■ **TASK TO CARRY OUT**
Tell how many lines contain the word "reduit". Reply with the number only.

■ **ITEMS**
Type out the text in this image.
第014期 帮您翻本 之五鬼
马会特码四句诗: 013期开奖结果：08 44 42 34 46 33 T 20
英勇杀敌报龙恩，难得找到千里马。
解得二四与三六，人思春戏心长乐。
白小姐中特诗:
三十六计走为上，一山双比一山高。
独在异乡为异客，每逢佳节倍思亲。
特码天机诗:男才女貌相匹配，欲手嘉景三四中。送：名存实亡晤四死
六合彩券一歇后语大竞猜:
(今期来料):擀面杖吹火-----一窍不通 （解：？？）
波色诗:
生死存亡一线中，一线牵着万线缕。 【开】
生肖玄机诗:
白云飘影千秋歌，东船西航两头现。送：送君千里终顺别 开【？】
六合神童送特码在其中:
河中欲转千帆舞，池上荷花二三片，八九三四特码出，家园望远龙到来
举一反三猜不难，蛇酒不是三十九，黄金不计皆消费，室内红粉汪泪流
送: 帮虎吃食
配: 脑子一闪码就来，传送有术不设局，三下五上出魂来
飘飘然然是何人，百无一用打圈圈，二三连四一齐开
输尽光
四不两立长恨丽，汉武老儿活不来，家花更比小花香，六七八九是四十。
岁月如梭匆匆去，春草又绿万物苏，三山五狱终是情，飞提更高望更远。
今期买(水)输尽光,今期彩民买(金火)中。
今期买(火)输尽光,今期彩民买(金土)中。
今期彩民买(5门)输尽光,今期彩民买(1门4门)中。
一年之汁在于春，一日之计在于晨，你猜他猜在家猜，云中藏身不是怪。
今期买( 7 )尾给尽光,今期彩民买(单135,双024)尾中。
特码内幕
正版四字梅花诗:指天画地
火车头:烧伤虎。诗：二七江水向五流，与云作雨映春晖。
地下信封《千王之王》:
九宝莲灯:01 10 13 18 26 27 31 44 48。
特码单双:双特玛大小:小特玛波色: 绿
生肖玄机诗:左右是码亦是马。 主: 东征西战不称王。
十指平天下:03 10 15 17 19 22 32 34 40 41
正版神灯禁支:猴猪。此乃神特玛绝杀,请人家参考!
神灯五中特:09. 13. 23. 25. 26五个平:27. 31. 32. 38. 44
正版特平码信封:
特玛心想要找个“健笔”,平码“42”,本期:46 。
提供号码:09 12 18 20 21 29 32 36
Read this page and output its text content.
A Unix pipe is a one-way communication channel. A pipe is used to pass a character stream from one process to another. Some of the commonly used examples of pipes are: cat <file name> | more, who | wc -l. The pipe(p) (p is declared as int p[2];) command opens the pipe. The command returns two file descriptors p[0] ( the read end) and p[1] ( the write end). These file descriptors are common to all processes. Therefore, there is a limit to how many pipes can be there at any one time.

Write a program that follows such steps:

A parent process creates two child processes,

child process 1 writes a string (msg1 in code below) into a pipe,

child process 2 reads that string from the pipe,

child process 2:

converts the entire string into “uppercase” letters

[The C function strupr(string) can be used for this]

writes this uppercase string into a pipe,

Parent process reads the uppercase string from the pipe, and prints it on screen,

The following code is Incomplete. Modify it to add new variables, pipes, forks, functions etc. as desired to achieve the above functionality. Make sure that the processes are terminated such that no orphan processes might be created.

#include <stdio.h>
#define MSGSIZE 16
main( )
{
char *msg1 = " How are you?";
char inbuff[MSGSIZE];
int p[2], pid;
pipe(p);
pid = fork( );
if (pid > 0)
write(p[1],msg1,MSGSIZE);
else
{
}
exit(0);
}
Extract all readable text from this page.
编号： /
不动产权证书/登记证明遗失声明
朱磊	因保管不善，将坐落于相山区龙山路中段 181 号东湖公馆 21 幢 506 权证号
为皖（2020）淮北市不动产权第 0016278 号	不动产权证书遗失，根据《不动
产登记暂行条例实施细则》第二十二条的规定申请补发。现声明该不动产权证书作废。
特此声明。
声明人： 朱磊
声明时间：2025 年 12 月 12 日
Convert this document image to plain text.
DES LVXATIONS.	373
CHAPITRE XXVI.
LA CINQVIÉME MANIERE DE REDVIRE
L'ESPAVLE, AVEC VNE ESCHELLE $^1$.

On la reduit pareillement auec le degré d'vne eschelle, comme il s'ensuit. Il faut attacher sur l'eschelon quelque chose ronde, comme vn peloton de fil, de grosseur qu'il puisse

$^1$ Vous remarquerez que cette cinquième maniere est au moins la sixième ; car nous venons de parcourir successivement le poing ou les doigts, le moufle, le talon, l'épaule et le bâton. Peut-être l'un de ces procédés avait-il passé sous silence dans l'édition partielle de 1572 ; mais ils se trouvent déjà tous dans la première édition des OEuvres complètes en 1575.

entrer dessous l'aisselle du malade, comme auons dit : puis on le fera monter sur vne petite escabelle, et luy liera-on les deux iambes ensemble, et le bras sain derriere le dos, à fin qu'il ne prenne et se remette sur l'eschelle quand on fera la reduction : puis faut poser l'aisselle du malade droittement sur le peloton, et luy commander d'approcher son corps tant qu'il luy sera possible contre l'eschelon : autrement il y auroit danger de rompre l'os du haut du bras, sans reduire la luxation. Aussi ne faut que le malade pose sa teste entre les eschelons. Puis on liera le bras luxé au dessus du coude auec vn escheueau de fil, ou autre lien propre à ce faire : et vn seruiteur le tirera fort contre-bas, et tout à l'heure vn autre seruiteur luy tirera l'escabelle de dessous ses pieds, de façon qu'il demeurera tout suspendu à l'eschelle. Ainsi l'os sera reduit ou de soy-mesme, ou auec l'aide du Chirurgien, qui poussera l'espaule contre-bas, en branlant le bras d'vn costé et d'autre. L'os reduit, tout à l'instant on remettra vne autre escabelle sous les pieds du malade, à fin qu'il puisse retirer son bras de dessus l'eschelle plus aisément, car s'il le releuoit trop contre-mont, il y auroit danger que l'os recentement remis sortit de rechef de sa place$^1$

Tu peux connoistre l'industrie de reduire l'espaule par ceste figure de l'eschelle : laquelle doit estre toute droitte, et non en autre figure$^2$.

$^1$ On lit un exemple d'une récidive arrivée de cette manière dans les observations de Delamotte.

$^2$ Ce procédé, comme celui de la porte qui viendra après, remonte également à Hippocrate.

■ **REPLY**
2